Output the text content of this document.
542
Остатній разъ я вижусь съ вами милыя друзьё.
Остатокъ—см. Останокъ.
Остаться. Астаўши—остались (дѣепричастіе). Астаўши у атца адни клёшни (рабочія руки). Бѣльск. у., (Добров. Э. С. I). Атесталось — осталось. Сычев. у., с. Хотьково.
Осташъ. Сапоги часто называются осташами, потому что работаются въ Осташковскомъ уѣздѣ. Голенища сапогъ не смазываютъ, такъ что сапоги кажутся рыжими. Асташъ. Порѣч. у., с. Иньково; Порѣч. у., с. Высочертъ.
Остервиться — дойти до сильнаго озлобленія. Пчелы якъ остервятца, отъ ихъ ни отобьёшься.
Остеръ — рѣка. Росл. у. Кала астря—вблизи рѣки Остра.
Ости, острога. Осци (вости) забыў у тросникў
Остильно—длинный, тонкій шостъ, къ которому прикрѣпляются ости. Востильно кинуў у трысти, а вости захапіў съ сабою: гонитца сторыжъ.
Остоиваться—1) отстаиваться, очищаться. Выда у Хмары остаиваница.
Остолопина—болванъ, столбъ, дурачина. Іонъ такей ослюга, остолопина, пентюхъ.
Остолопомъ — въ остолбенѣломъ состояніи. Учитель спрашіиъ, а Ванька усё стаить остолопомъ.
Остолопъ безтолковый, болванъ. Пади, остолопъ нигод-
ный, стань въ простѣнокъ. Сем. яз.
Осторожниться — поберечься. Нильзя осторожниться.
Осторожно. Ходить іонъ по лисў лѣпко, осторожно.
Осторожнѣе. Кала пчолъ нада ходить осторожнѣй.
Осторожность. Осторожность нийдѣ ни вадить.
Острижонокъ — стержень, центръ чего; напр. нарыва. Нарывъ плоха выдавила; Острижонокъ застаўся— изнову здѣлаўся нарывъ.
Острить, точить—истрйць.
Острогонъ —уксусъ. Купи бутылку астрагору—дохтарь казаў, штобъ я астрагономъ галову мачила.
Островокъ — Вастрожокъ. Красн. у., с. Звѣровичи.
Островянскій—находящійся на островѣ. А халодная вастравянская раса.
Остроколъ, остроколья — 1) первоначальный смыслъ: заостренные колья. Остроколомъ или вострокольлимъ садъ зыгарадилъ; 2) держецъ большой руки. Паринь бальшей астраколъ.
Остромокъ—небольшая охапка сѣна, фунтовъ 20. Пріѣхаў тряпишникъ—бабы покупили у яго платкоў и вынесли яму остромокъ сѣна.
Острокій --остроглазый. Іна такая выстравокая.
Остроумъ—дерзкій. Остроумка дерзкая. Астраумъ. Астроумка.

****************************************

OBJECTIVE —
Count the lines in the material above where the string "вости" appears, then state only that count.

RESPONSE BELOW —
2